(Dataset entries on figures)
-=-=-=-=-

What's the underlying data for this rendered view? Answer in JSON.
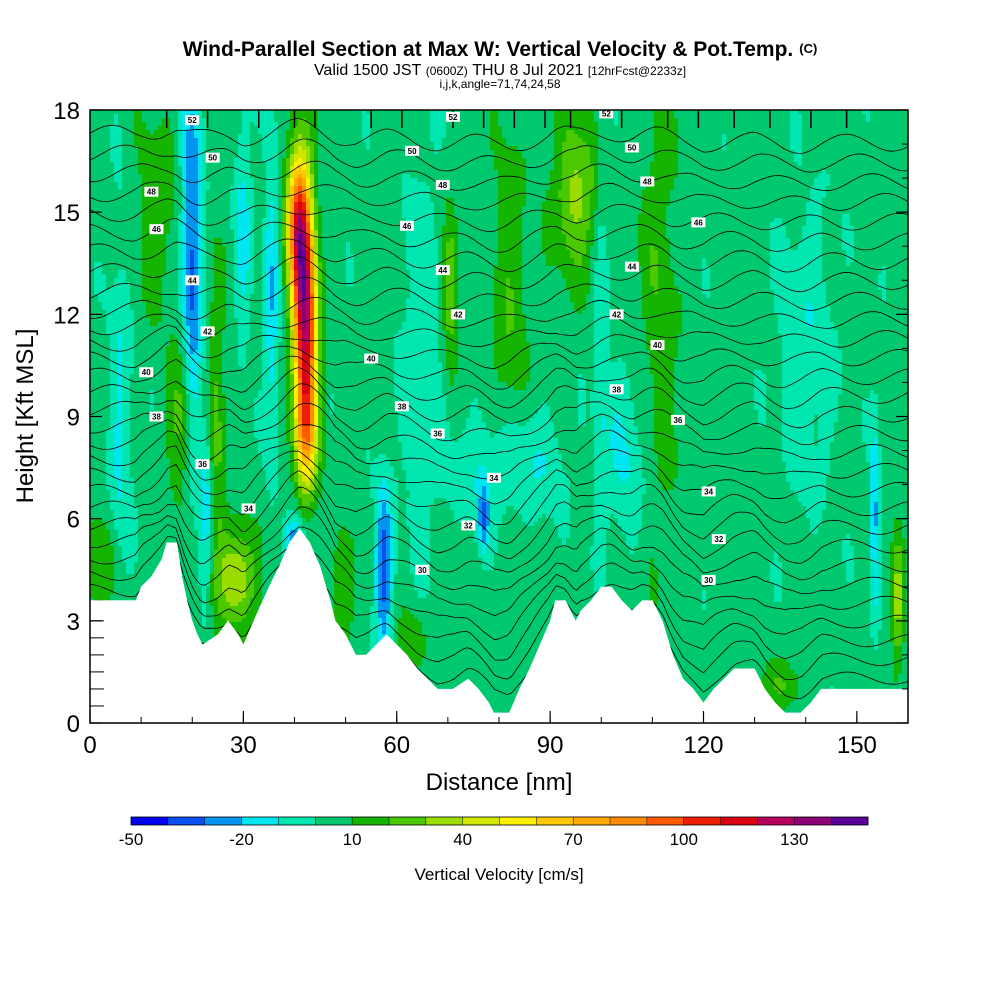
{
  "chart_data": {
    "type": "contour",
    "title": "Wind-Parallel Section at Max W: Vertical Velocity & Pot.Temp.",
    "title_mark": "(C)",
    "subtitle_valid": "Valid 1500 JST",
    "subtitle_utc": "(0600Z)",
    "subtitle_date": "THU 8 Jul 2021",
    "subtitle_fcst": "[12hrFcst@2233z]",
    "info": "i,j,k,angle=71,74,24,58",
    "xlabel": "Distance [nm]",
    "ylabel": "Height [Kft MSL]",
    "xlim": [
      0,
      160
    ],
    "ylim": [
      0,
      18
    ],
    "x_ticks": [
      0,
      30,
      60,
      90,
      120,
      150
    ],
    "y_ticks": [
      0,
      3,
      6,
      9,
      12,
      15,
      18
    ],
    "colorbar": {
      "label": "Vertical Velocity [cm/s]",
      "tick_labels": [
        "-50",
        "-20",
        "10",
        "40",
        "70",
        "100",
        "130"
      ],
      "tick_values": [
        -50,
        -20,
        10,
        40,
        70,
        100,
        130
      ],
      "levels": [
        -50,
        -40,
        -30,
        -20,
        -10,
        0,
        10,
        20,
        30,
        40,
        50,
        60,
        70,
        80,
        90,
        100,
        110,
        120,
        130,
        140,
        150
      ],
      "colors": [
        "#0000f0",
        "#0a50f0",
        "#0096f0",
        "#00e6f0",
        "#00e6b0",
        "#00c86e",
        "#14b400",
        "#4bc800",
        "#9bdc00",
        "#d2e600",
        "#fff000",
        "#ffc800",
        "#ffaa00",
        "#ff8c00",
        "#ff5a00",
        "#f01e00",
        "#dc0014",
        "#b4005a",
        "#8c0078",
        "#5a0096"
      ]
    },
    "terrain_kft": [
      [
        0,
        3.6
      ],
      [
        9,
        3.6
      ],
      [
        10,
        4.0
      ],
      [
        12,
        4.3
      ],
      [
        14,
        4.8
      ],
      [
        15,
        5.3
      ],
      [
        17,
        5.3
      ],
      [
        18,
        4.3
      ],
      [
        19,
        3.6
      ],
      [
        20,
        3.0
      ],
      [
        21,
        2.6
      ],
      [
        22,
        2.3
      ],
      [
        25,
        2.6
      ],
      [
        27,
        3.0
      ],
      [
        29,
        2.6
      ],
      [
        30,
        2.3
      ],
      [
        32,
        3.0
      ],
      [
        35,
        4.0
      ],
      [
        37,
        4.6
      ],
      [
        39,
        5.3
      ],
      [
        41,
        5.7
      ],
      [
        43,
        5.3
      ],
      [
        45,
        4.6
      ],
      [
        47,
        3.6
      ],
      [
        48,
        3.0
      ],
      [
        50,
        2.6
      ],
      [
        52,
        2.0
      ],
      [
        54,
        2.0
      ],
      [
        56,
        2.3
      ],
      [
        58,
        2.6
      ],
      [
        60,
        2.3
      ],
      [
        62,
        2.0
      ],
      [
        64,
        1.6
      ],
      [
        66,
        1.3
      ],
      [
        68,
        1.0
      ],
      [
        71,
        1.0
      ],
      [
        74,
        1.3
      ],
      [
        76,
        1.0
      ],
      [
        78,
        0.6
      ],
      [
        79,
        0.3
      ],
      [
        82,
        0.3
      ],
      [
        84,
        1.0
      ],
      [
        86,
        1.6
      ],
      [
        88,
        2.3
      ],
      [
        90,
        3.0
      ],
      [
        91,
        3.6
      ],
      [
        93,
        3.6
      ],
      [
        95,
        3.0
      ],
      [
        96,
        3.3
      ],
      [
        98,
        3.6
      ],
      [
        100,
        4.0
      ],
      [
        102,
        4.0
      ],
      [
        104,
        3.6
      ],
      [
        106,
        3.3
      ],
      [
        108,
        3.6
      ],
      [
        110,
        3.6
      ],
      [
        112,
        3.0
      ],
      [
        114,
        2.0
      ],
      [
        116,
        1.3
      ],
      [
        118,
        1.0
      ],
      [
        120,
        0.6
      ],
      [
        122,
        1.0
      ],
      [
        124,
        1.3
      ],
      [
        126,
        1.6
      ],
      [
        128,
        1.6
      ],
      [
        130,
        1.6
      ],
      [
        132,
        1.0
      ],
      [
        134,
        0.6
      ],
      [
        136,
        0.3
      ],
      [
        139,
        0.3
      ],
      [
        141,
        0.6
      ],
      [
        143,
        1.0
      ],
      [
        146,
        1.0
      ],
      [
        150,
        1.0
      ],
      [
        155,
        1.0
      ],
      [
        160,
        1.0
      ]
    ],
    "updrafts": [
      {
        "x": 42,
        "y": 12.2,
        "sx": 1.6,
        "sy": 2.6,
        "w": 130,
        "tilt": -0.12
      },
      {
        "x": 40.5,
        "y": 14.8,
        "sx": 1.5,
        "sy": 1.3,
        "w": 55,
        "tilt": 0
      },
      {
        "x": 42,
        "y": 8.5,
        "sx": 1.5,
        "sy": 1.2,
        "w": 45,
        "tilt": 0
      },
      {
        "x": 29,
        "y": 4.3,
        "sx": 2.4,
        "sy": 1.0,
        "w": 38,
        "tilt": 0
      },
      {
        "x": 18,
        "y": 9.0,
        "sx": 1.6,
        "sy": 1.6,
        "w": 25,
        "tilt": 0
      },
      {
        "x": 24.5,
        "y": 8.0,
        "sx": 1.4,
        "sy": 3.5,
        "w": 22,
        "tilt": 0
      },
      {
        "x": 95,
        "y": 15.5,
        "sx": 3.0,
        "sy": 1.6,
        "w": 30,
        "tilt": 0
      },
      {
        "x": 70.5,
        "y": 12.8,
        "sx": 1.0,
        "sy": 1.5,
        "w": 30,
        "tilt": 0
      },
      {
        "x": 82,
        "y": 12.0,
        "sx": 2.5,
        "sy": 4.0,
        "w": 14,
        "tilt": 0
      },
      {
        "x": 111,
        "y": 12.5,
        "sx": 3.0,
        "sy": 5.0,
        "w": 13,
        "tilt": 0
      },
      {
        "x": 158,
        "y": 3.5,
        "sx": 0.8,
        "sy": 1.4,
        "w": 30,
        "tilt": 0
      },
      {
        "x": 2,
        "y": 4.5,
        "sx": 2.0,
        "sy": 1.0,
        "w": 18,
        "tilt": 0
      },
      {
        "x": 63,
        "y": 2.5,
        "sx": 2.0,
        "sy": 0.6,
        "w": 14,
        "tilt": 0
      },
      {
        "x": 135,
        "y": 1.1,
        "sx": 3.0,
        "sy": 0.5,
        "w": 14,
        "tilt": 0
      },
      {
        "x": 13,
        "y": 15.0,
        "sx": 3.0,
        "sy": 2.0,
        "w": 14,
        "tilt": 0
      },
      {
        "x": 50,
        "y": 4.0,
        "sx": 1.5,
        "sy": 1.2,
        "w": 18,
        "tilt": 0
      }
    ],
    "downdrafts": [
      {
        "x": 20,
        "y": 13.5,
        "sx": 1.5,
        "sy": 4.0,
        "w": -38,
        "tilt": 0
      },
      {
        "x": 23,
        "y": 6.5,
        "sx": 1.0,
        "sy": 2.0,
        "w": -25,
        "tilt": 0
      },
      {
        "x": 40,
        "y": 5.2,
        "sx": 1.2,
        "sy": 0.6,
        "w": -40,
        "tilt": 0
      },
      {
        "x": 57.5,
        "y": 4.5,
        "sx": 1.2,
        "sy": 1.8,
        "w": -38,
        "tilt": 0
      },
      {
        "x": 35.5,
        "y": 12.5,
        "sx": 1.0,
        "sy": 3.5,
        "w": -22,
        "tilt": 0
      },
      {
        "x": 30,
        "y": 14.5,
        "sx": 1.2,
        "sy": 2.5,
        "w": -18,
        "tilt": 0
      },
      {
        "x": 82,
        "y": 7.5,
        "sx": 7.0,
        "sy": 1.2,
        "w": -18,
        "tilt": 0
      },
      {
        "x": 105,
        "y": 8.0,
        "sx": 3.0,
        "sy": 2.0,
        "w": -15,
        "tilt": 0
      },
      {
        "x": 153.5,
        "y": 6.0,
        "sx": 0.6,
        "sy": 2.0,
        "w": -28,
        "tilt": 0
      },
      {
        "x": 140,
        "y": 11.0,
        "sx": 4.0,
        "sy": 3.0,
        "w": -12,
        "tilt": 0
      },
      {
        "x": 77,
        "y": 6.0,
        "sx": 0.8,
        "sy": 0.7,
        "w": -30,
        "tilt": 0
      },
      {
        "x": 65,
        "y": 11.0,
        "sx": 3.0,
        "sy": 4.0,
        "w": -12,
        "tilt": 0
      },
      {
        "x": 6,
        "y": 9.0,
        "sx": 1.5,
        "sy": 4.0,
        "w": -15,
        "tilt": 0
      },
      {
        "x": 100,
        "y": 11.0,
        "sx": 1.0,
        "sy": 4.0,
        "w": -12,
        "tilt": 0
      }
    ],
    "theta_contours": {
      "base": 25,
      "step": 1,
      "count": 29,
      "surface_offset": 0.7,
      "spacing_kft": 0.58,
      "labels": [
        {
          "x": 20,
          "y": 17.7,
          "t": "52"
        },
        {
          "x": 71,
          "y": 17.8,
          "t": "52"
        },
        {
          "x": 101,
          "y": 17.9,
          "t": "52"
        },
        {
          "x": 24,
          "y": 16.6,
          "t": "50"
        },
        {
          "x": 63,
          "y": 16.8,
          "t": "50"
        },
        {
          "x": 106,
          "y": 16.9,
          "t": "50"
        },
        {
          "x": 12,
          "y": 15.6,
          "t": "48"
        },
        {
          "x": 69,
          "y": 15.8,
          "t": "48"
        },
        {
          "x": 109,
          "y": 15.9,
          "t": "48"
        },
        {
          "x": 13,
          "y": 14.5,
          "t": "46"
        },
        {
          "x": 62,
          "y": 14.6,
          "t": "46"
        },
        {
          "x": 119,
          "y": 14.7,
          "t": "46"
        },
        {
          "x": 20,
          "y": 13.0,
          "t": "44"
        },
        {
          "x": 69,
          "y": 13.3,
          "t": "44"
        },
        {
          "x": 106,
          "y": 13.4,
          "t": "44"
        },
        {
          "x": 23,
          "y": 11.5,
          "t": "42"
        },
        {
          "x": 72,
          "y": 12.0,
          "t": "42"
        },
        {
          "x": 103,
          "y": 12.0,
          "t": "42"
        },
        {
          "x": 11,
          "y": 10.3,
          "t": "40"
        },
        {
          "x": 55,
          "y": 10.7,
          "t": "40"
        },
        {
          "x": 111,
          "y": 11.1,
          "t": "40"
        },
        {
          "x": 13,
          "y": 9.0,
          "t": "38"
        },
        {
          "x": 61,
          "y": 9.3,
          "t": "38"
        },
        {
          "x": 103,
          "y": 9.8,
          "t": "38"
        },
        {
          "x": 22,
          "y": 7.6,
          "t": "36"
        },
        {
          "x": 68,
          "y": 8.5,
          "t": "36"
        },
        {
          "x": 115,
          "y": 8.9,
          "t": "36"
        },
        {
          "x": 31,
          "y": 6.3,
          "t": "34"
        },
        {
          "x": 79,
          "y": 7.2,
          "t": "34"
        },
        {
          "x": 121,
          "y": 6.8,
          "t": "34"
        },
        {
          "x": 74,
          "y": 5.8,
          "t": "32"
        },
        {
          "x": 123,
          "y": 5.4,
          "t": "32"
        },
        {
          "x": 65,
          "y": 4.5,
          "t": "30"
        },
        {
          "x": 121,
          "y": 4.2,
          "t": "30"
        }
      ]
    }
  }
}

-=-=-=-=-

Where a line above holds the string "Vertical", show that line.

ANSWER BELOW:
    "title": "Wind-Parallel Section at Max W: Vertical Velocity & Pot.Temp.",
      "label": "Vertical Velocity [cm/s]",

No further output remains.